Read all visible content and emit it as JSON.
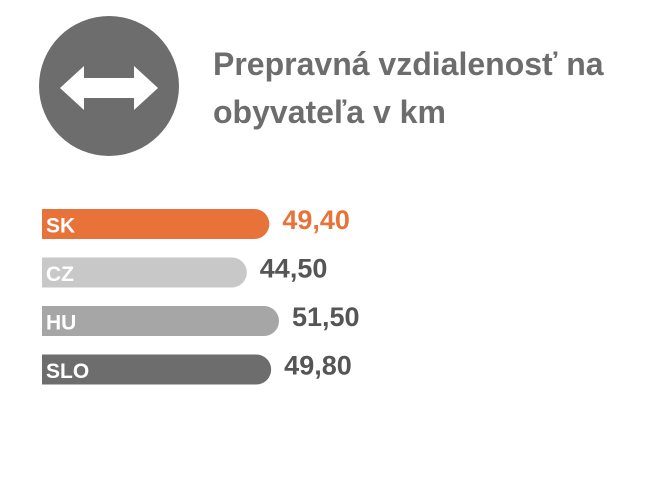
{
  "chart_data": {
    "type": "bar",
    "orientation": "horizontal",
    "title": "Prepravná vzdialenosť na obyvateľa v km",
    "categories": [
      "SK",
      "CZ",
      "HU",
      "SLO"
    ],
    "values": [
      49.4,
      44.5,
      51.5,
      49.8
    ],
    "value_labels": [
      "49,40",
      "44,50",
      "51,50",
      "49,80"
    ],
    "colors": [
      "#e8733a",
      "#c8c8c8",
      "#a6a6a6",
      "#6d6d6d"
    ],
    "label_colors": [
      "#e8733a",
      "#555555",
      "#555555",
      "#555555"
    ]
  }
}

### Directions
Repeat the listing above exactly, with no pictures.

### Finished answer
Read all visible content and emit it as JSON.
{
  "chart_data": {
    "type": "bar",
    "orientation": "horizontal",
    "title": "Prepravná vzdialenosť na obyvateľa v km",
    "categories": [
      "SK",
      "CZ",
      "HU",
      "SLO"
    ],
    "values": [
      49.4,
      44.5,
      51.5,
      49.8
    ],
    "value_labels": [
      "49,40",
      "44,50",
      "51,50",
      "49,80"
    ],
    "colors": [
      "#e8733a",
      "#c8c8c8",
      "#a6a6a6",
      "#6d6d6d"
    ],
    "label_colors": [
      "#e8733a",
      "#555555",
      "#555555",
      "#555555"
    ]
  }
}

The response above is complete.